▶ _To be done_
All of the records below must be output exactly, with no pictures carried over.

▶ _Dataset content_
::::

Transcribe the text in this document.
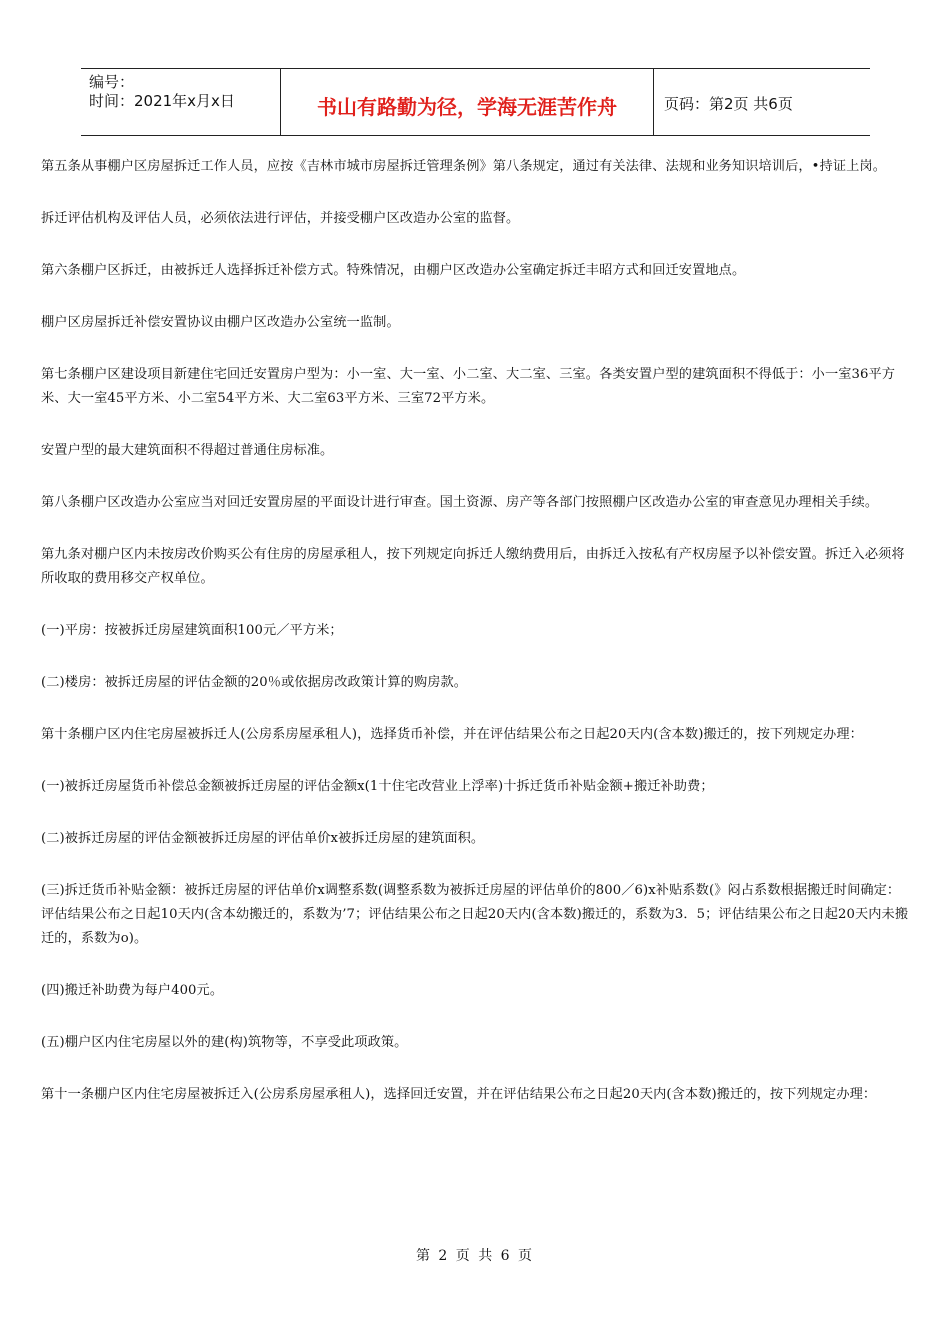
编号：
时间：2021年x月x日	书山有路勤为径，学海无涯苦作舟	页码：第2页 共6页

第五条从事棚户区房屋拆迁工作人员，应按《吉林市城市房屋拆迁管理条例》第八条规定，通过有关法律、法规和业务知识培训后，•持证上岗。

拆迁评估机构及评估人员，必须依法进行评估，并接受棚户区改造办公室的监督。

第六条棚户区拆迁，由被拆迁人选择拆迁补偿方式。特殊情况，由棚户区改造办公室确定拆迁丰昭方式和回迁安置地点。

棚户区房屋拆迁补偿安置协议由棚户区改造办公室统一监制。

第七条棚户区建设项目新建住宅回迁安置房户型为：小一室、大一室、小二室、大二室、三室。各类安置户型的建筑面积不得低于：小一室36平方米、大一室45平方米、小二室54平方米、大二室63平方米、三室72平方米。

安置户型的最大建筑面积不得超过普通住房标准。

第八条棚户区改造办公室应当对回迁安置房屋的平面设计进行审查。国土资源、房产等各部门按照棚户区改造办公室的审查意见办理相关手续。

第九条对棚户区内未按房改价购买公有住房的房屋承租人，按下列规定向拆迁人缴纳费用后，由拆迁入按私有产权房屋予以补偿安置。拆迁入必须将所收取的费用移交产权单位。

(一)平房：按被拆迁房屋建筑面积100元／平方米；

(二)楼房：被拆迁房屋的评估金额的20％或依据房改政策计算的购房款。

第十条棚户区内住宅房屋被拆迁人(公房系房屋承租人)，选择货币补偿，并在评估结果公布之日起20天内(含本数)搬迁的，按下列规定办理：

(一)被拆迁房屋货币补偿总金额被拆迁房屋的评估金额x(1十住宅改营业上浮率)十拆迁货币补贴金额+搬迁补助费；

(二)被拆迁房屋的评估金额被拆迁房屋的评估单价x被拆迁房屋的建筑面积。

(三)拆迁货币补贴金额：被拆迁房屋的评估单价x调整系数(调整系数为被拆迁房屋的评估单价的800／6)x补贴系数(》闷占系数根据搬迁时间确定：评估结果公布之日起10天内(含本幼搬迁的，系数为’7；评估结果公布之日起20天内(含本数)搬迁的，系数为3．5；评估结果公布之日起20天内未搬迁的，系数为o)。

(四)搬迁补助费为每户400元。

(五)棚户区内住宅房屋以外的建(构)筑物等，不享受此项政策。

第十一条棚户区内住宅房屋被拆迁入(公房系房屋承租人)，选择回迁安置，并在评估结果公布之日起20天内(含本数)搬迁的，按下列规定办理：

第 2 页 共 6 页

::::

▶ _Completed task_
Transcribe the text in this document.
编号：
时间：2021年x月x日	书山有路勤为径，学海无涯苦作舟	页码：第2页 共6页

第五条从事棚户区房屋拆迁工作人员，应按《吉林市城市房屋拆迁管理条例》第八条规定，通过有关法律、法规和业务知识培训后，•持证上岗。

拆迁评估机构及评估人员，必须依法进行评估，并接受棚户区改造办公室的监督。

第六条棚户区拆迁，由被拆迁人选择拆迁补偿方式。特殊情况，由棚户区改造办公室确定拆迁丰昭方式和回迁安置地点。

棚户区房屋拆迁补偿安置协议由棚户区改造办公室统一监制。

第七条棚户区建设项目新建住宅回迁安置房户型为：小一室、大一室、小二室、大二室、三室。各类安置户型的建筑面积不得低于：小一室36平方米、大一室45平方米、小二室54平方米、大二室63平方米、三室72平方米。

安置户型的最大建筑面积不得超过普通住房标准。

第八条棚户区改造办公室应当对回迁安置房屋的平面设计进行审查。国土资源、房产等各部门按照棚户区改造办公室的审查意见办理相关手续。

第九条对棚户区内未按房改价购买公有住房的房屋承租人，按下列规定向拆迁人缴纳费用后，由拆迁入按私有产权房屋予以补偿安置。拆迁入必须将所收取的费用移交产权单位。

(一)平房：按被拆迁房屋建筑面积100元／平方米；

(二)楼房：被拆迁房屋的评估金额的20％或依据房改政策计算的购房款。

第十条棚户区内住宅房屋被拆迁人(公房系房屋承租人)，选择货币补偿，并在评估结果公布之日起20天内(含本数)搬迁的，按下列规定办理：

(一)被拆迁房屋货币补偿总金额被拆迁房屋的评估金额x(1十住宅改营业上浮率)十拆迁货币补贴金额+搬迁补助费；

(二)被拆迁房屋的评估金额被拆迁房屋的评估单价x被拆迁房屋的建筑面积。

(三)拆迁货币补贴金额：被拆迁房屋的评估单价x调整系数(调整系数为被拆迁房屋的评估单价的800／6)x补贴系数(》闷占系数根据搬迁时间确定：评估结果公布之日起10天内(含本幼搬迁的，系数为’7；评估结果公布之日起20天内(含本数)搬迁的，系数为3．5；评估结果公布之日起20天内未搬迁的，系数为o)。

(四)搬迁补助费为每户400元。

(五)棚户区内住宅房屋以外的建(构)筑物等，不享受此项政策。

第十一条棚户区内住宅房屋被拆迁入(公房系房屋承租人)，选择回迁安置，并在评估结果公布之日起20天内(含本数)搬迁的，按下列规定办理：

第 2 页 共 6 页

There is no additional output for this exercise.